# Stated goal:
All the records that follow need to be reproduced exactly. Omit the images.
— BEGIN Data rows —
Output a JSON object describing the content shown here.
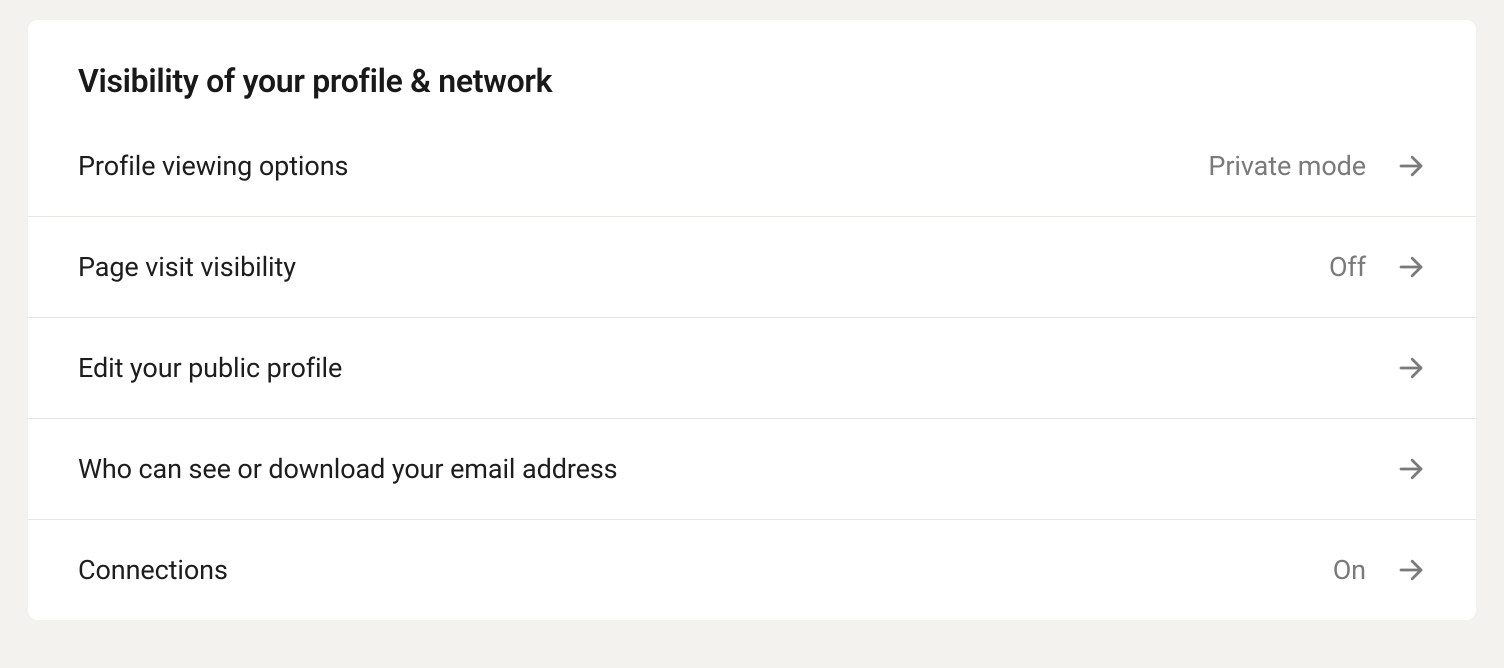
{
  "section": {
    "title": "Visibility of your profile & network"
  },
  "settings": [
    {
      "label": "Profile viewing options",
      "value": "Private mode"
    },
    {
      "label": "Page visit visibility",
      "value": "Off"
    },
    {
      "label": "Edit your public profile",
      "value": ""
    },
    {
      "label": "Who can see or download your email address",
      "value": ""
    },
    {
      "label": "Connections",
      "value": "On"
    }
  ]
}
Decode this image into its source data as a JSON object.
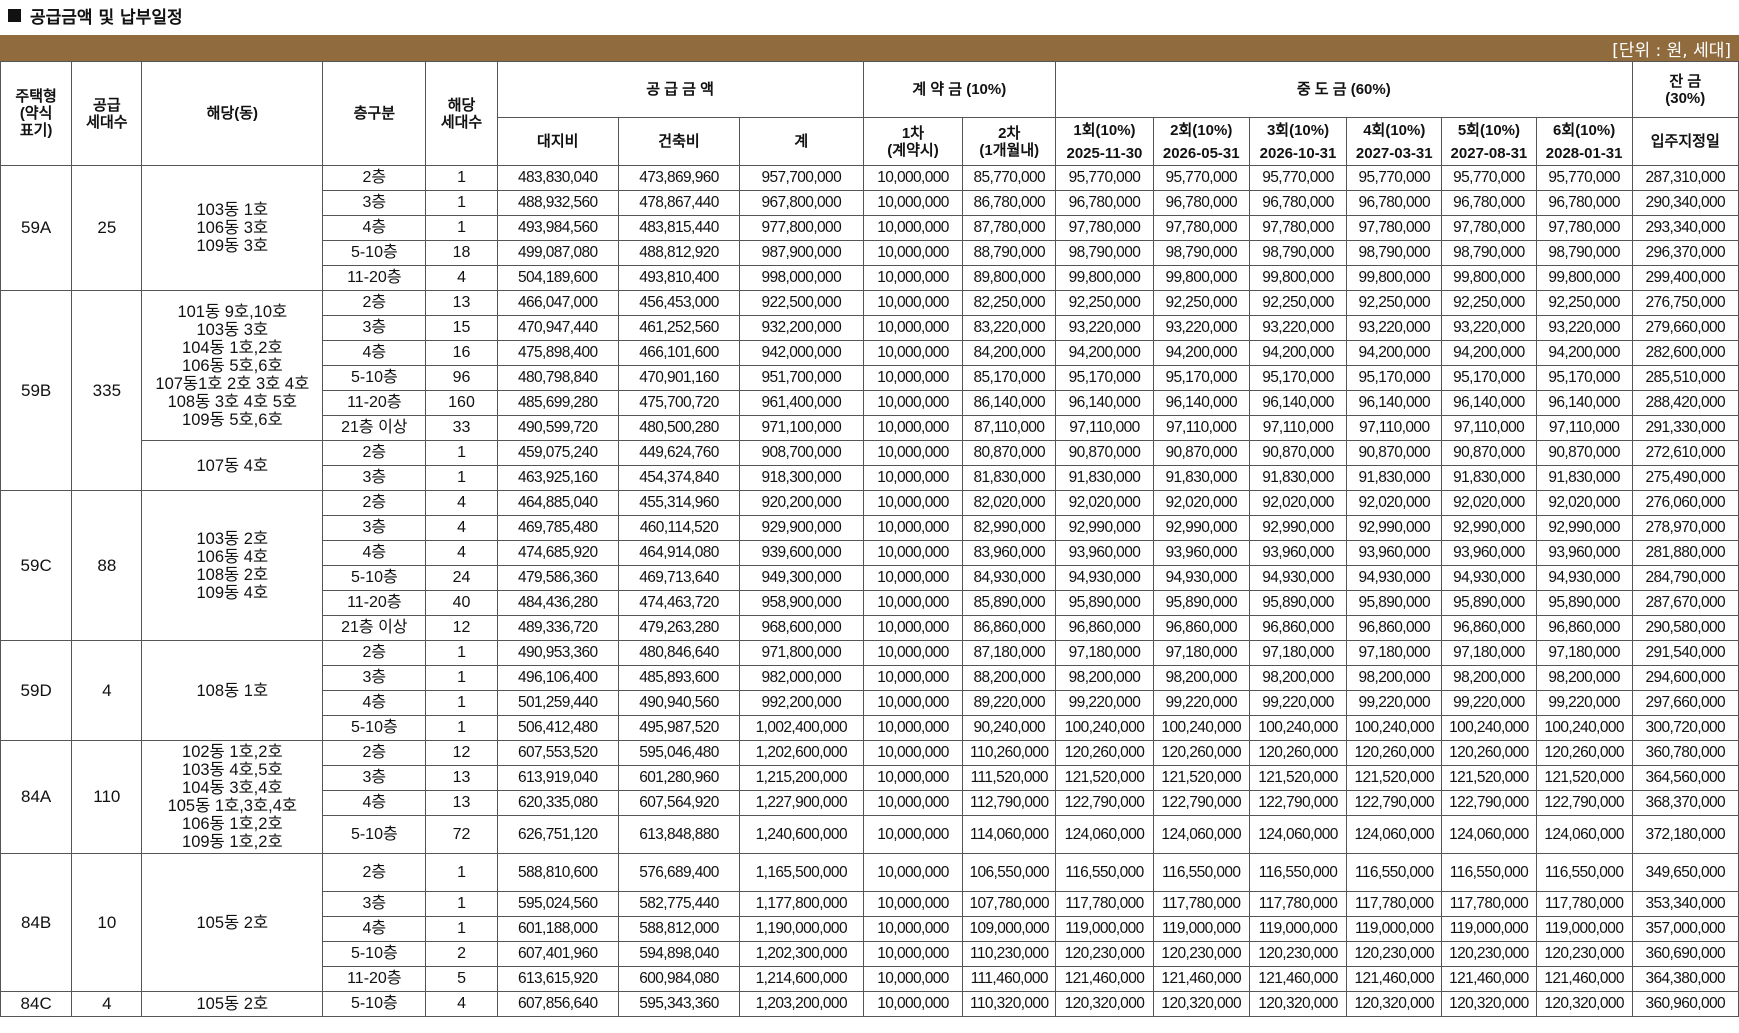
— END Data rows —
# Final result:
Output a JSON object describing the content shown here.
{
  "section": {
    "title": "Visibility of your profile & network"
  },
  "settings": [
    {
      "label": "Profile viewing options",
      "value": "Private mode"
    },
    {
      "label": "Page visit visibility",
      "value": "Off"
    },
    {
      "label": "Edit your public profile",
      "value": ""
    },
    {
      "label": "Who can see or download your email address",
      "value": ""
    },
    {
      "label": "Connections",
      "value": "On"
    }
  ]
}
Decode this image into its source data as a JSON object.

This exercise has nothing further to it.